PROBLEM TO WORK ON
Work out how many lines in the listing below include the word "value"; answer with the number alone.

GIVEN ENTRIES
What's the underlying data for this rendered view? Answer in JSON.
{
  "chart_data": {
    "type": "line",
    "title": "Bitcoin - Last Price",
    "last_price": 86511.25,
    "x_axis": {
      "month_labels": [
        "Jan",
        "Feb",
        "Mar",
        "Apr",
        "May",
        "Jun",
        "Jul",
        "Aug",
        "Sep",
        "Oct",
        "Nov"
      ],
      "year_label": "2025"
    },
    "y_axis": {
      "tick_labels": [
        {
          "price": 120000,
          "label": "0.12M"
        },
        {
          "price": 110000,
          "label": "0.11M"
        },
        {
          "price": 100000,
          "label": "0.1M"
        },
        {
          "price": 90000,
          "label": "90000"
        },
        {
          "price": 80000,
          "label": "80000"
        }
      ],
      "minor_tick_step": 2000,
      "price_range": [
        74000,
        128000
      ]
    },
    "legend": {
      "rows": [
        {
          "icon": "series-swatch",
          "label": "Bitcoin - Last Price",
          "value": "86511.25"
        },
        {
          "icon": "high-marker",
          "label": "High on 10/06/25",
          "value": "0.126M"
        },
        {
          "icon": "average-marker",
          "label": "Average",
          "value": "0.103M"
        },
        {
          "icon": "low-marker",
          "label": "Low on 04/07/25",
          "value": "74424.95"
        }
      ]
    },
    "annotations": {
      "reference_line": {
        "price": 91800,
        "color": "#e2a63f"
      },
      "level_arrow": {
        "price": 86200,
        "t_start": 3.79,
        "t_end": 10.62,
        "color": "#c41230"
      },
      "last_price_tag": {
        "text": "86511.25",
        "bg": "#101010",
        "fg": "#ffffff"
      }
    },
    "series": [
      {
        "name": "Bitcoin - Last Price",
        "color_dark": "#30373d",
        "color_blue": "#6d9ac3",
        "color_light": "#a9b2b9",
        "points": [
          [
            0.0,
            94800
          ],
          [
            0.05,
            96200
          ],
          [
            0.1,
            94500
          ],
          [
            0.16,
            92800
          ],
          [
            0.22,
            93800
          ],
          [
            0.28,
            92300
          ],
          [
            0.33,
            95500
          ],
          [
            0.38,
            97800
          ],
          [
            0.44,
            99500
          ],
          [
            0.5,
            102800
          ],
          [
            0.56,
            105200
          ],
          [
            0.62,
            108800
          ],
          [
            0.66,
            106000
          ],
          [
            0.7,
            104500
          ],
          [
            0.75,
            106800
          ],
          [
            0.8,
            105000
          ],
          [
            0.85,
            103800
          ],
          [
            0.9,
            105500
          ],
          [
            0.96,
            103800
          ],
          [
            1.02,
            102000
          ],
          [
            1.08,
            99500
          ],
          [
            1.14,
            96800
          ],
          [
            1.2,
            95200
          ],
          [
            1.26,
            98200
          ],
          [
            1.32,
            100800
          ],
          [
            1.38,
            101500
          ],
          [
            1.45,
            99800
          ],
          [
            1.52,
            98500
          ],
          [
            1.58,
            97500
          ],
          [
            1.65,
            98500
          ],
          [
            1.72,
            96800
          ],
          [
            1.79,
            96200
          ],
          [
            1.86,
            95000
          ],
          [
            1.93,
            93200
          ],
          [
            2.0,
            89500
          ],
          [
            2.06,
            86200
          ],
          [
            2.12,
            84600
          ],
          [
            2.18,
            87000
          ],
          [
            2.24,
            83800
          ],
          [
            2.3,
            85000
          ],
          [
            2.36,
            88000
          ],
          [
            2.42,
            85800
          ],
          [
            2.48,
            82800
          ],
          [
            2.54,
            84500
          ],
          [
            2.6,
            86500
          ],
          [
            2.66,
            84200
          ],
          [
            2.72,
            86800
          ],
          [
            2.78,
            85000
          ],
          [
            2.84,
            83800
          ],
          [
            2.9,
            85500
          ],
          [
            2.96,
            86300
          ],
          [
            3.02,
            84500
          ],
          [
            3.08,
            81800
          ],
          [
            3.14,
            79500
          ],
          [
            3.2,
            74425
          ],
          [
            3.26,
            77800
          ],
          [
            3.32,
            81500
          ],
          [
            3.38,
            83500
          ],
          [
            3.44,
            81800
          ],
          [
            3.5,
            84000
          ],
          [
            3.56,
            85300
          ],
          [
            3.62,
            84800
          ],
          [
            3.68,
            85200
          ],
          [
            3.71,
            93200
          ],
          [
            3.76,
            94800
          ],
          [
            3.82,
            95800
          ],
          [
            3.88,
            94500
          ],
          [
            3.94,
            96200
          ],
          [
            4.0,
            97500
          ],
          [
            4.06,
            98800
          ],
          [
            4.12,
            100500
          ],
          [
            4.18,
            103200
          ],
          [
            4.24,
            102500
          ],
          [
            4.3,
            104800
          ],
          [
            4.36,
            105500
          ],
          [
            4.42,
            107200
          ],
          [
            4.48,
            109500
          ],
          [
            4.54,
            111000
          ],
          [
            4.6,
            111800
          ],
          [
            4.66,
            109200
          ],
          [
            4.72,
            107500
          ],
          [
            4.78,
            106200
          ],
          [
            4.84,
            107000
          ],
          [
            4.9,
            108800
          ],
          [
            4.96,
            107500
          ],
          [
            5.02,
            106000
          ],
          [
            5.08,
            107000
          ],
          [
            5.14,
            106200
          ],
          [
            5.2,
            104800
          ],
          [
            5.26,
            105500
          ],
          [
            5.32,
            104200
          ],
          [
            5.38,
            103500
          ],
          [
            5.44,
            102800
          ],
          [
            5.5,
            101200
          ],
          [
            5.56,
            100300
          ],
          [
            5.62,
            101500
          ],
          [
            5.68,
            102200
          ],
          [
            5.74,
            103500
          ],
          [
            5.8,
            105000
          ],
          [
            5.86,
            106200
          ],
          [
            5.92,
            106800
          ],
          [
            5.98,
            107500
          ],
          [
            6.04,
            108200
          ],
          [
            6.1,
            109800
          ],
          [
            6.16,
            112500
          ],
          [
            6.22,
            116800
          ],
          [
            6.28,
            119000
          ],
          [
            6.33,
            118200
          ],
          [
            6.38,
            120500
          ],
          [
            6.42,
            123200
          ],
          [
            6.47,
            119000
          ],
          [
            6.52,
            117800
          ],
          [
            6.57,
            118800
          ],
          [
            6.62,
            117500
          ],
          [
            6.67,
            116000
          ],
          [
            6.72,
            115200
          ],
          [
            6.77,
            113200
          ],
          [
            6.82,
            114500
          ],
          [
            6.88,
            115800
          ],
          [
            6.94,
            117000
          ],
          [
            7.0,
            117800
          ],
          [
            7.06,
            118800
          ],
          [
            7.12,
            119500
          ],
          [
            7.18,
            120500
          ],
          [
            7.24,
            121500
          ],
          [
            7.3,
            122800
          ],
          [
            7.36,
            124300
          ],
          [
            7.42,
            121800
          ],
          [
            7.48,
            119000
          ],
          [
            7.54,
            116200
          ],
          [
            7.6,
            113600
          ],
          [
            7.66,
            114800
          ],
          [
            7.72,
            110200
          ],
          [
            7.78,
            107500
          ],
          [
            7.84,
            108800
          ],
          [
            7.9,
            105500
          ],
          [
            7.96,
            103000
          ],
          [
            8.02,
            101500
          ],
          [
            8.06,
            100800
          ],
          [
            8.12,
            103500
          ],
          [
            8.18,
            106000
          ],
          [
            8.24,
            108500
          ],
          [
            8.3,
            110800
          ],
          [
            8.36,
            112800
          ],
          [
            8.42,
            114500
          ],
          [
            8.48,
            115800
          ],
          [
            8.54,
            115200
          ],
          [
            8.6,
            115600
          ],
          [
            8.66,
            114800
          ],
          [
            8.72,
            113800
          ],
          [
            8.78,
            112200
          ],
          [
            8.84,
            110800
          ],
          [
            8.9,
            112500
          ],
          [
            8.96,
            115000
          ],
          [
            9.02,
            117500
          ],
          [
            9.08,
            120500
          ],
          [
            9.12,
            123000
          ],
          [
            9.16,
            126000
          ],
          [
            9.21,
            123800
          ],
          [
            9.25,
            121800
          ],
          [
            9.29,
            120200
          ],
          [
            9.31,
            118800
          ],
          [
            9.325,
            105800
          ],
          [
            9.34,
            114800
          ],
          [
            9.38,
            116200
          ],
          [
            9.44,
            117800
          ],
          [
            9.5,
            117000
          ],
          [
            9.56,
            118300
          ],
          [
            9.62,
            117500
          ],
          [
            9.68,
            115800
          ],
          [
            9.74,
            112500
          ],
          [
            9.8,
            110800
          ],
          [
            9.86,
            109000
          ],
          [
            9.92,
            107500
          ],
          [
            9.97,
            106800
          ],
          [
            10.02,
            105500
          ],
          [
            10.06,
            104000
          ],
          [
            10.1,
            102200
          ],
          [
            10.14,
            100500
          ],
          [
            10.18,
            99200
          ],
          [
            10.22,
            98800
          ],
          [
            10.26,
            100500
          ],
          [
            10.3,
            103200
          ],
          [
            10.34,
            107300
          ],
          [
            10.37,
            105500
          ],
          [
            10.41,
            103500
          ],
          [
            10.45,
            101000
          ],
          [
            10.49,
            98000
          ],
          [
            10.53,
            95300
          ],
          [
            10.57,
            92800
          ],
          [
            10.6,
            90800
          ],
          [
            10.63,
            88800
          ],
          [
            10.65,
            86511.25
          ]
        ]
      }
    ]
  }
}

SOLUTION TO THIS EXERCISE
4